Exercise goal: Locate all lines in the data below that hold "document" and show them.

Data entries
____________
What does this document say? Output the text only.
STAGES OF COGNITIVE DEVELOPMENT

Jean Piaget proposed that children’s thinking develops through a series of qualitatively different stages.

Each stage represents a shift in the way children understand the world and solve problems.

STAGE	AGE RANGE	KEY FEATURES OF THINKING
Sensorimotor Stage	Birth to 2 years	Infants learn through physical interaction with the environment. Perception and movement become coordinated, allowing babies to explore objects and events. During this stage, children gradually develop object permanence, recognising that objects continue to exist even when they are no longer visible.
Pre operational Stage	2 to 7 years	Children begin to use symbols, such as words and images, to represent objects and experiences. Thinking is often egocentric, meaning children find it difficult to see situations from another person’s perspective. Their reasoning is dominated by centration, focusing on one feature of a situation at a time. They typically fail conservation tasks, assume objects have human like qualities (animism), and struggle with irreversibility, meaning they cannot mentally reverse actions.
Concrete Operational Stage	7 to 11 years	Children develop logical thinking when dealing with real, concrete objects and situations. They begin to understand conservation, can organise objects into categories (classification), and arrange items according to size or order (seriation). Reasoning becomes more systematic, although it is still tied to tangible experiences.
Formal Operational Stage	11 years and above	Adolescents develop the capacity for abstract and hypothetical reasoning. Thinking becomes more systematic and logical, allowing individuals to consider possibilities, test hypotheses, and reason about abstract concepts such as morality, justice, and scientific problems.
____________
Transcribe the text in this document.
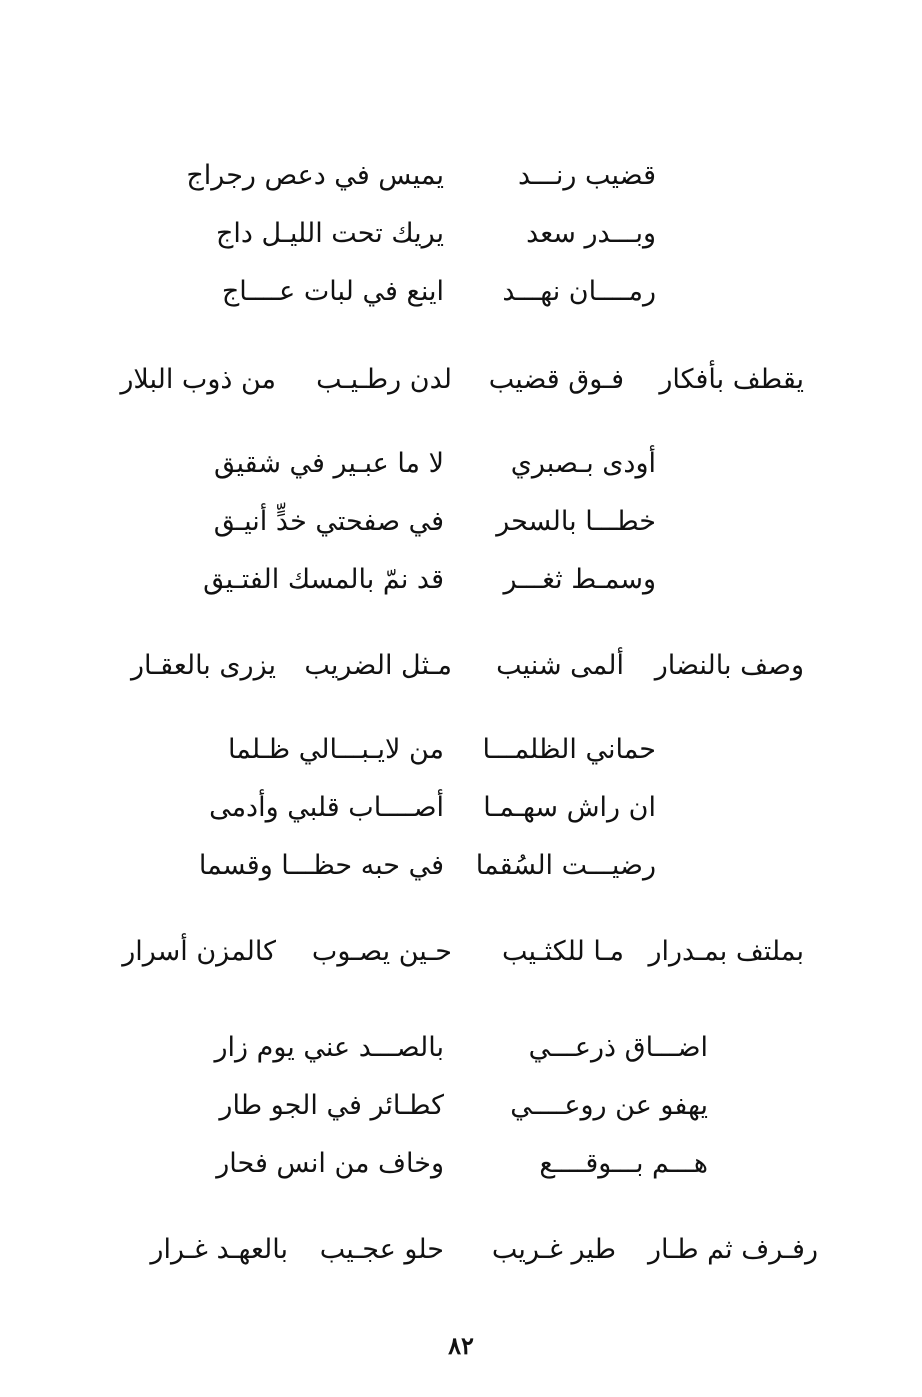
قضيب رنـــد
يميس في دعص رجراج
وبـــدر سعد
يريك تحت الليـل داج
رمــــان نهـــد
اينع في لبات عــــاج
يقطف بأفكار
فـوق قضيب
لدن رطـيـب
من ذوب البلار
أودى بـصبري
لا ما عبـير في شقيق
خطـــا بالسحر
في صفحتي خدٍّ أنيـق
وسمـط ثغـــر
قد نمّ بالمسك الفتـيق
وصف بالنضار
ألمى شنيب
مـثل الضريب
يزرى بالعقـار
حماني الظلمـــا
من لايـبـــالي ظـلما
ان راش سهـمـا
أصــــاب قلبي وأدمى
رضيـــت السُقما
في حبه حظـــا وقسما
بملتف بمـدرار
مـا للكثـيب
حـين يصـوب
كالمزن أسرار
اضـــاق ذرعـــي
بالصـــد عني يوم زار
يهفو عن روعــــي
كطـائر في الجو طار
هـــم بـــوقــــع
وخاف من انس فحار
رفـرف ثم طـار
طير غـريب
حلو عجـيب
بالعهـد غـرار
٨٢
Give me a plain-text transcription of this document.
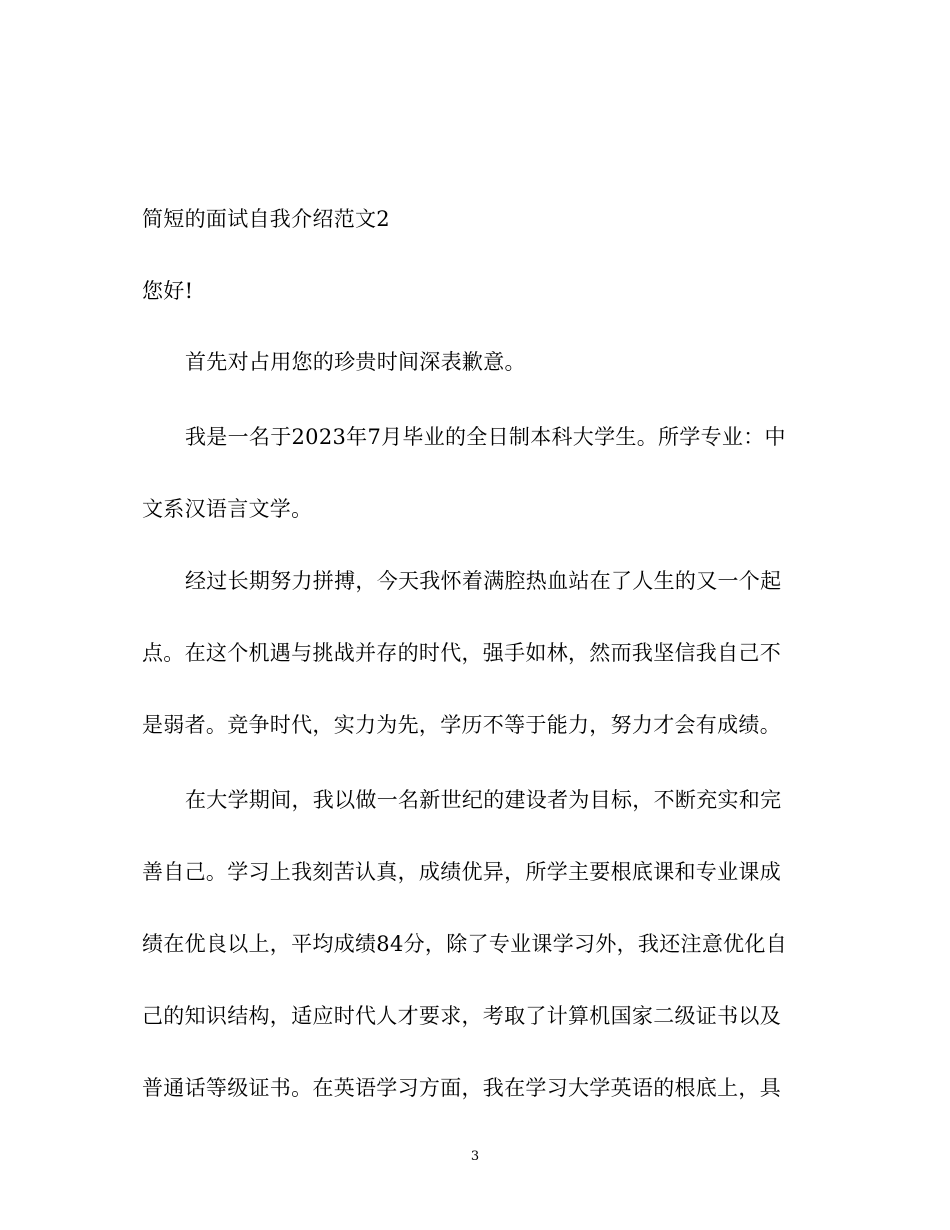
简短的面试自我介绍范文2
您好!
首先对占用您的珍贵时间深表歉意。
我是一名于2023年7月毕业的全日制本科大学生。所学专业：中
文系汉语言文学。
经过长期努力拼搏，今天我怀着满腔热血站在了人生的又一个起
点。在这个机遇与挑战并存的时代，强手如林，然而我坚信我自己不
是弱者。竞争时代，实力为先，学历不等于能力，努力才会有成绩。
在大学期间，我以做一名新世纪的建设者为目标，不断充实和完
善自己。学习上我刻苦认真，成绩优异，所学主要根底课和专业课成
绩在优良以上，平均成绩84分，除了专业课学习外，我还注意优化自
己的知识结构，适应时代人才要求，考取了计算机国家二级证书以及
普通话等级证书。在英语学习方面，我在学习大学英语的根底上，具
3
____________
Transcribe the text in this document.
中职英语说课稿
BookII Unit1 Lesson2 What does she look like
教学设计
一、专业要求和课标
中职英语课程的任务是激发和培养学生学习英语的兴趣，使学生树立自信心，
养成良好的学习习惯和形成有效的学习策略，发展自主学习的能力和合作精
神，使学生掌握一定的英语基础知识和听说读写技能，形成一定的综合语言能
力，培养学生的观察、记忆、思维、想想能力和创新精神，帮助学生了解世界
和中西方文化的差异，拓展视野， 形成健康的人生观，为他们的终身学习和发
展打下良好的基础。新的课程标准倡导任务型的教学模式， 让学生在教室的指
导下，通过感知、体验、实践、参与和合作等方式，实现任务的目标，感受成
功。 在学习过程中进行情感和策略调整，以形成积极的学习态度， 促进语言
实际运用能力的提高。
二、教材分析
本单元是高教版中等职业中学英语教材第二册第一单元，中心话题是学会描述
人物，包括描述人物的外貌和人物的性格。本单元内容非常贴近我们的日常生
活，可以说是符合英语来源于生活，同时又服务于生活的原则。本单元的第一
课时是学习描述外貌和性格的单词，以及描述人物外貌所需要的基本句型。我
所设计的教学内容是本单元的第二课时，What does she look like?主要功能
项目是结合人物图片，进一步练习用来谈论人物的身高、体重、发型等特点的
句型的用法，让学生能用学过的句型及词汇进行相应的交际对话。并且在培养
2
____________
Written response:
What does this document say? Output the text only.
Transcribe the text in this document.
Give me a plain-text transcription of this document.
Transcribe the text in this document.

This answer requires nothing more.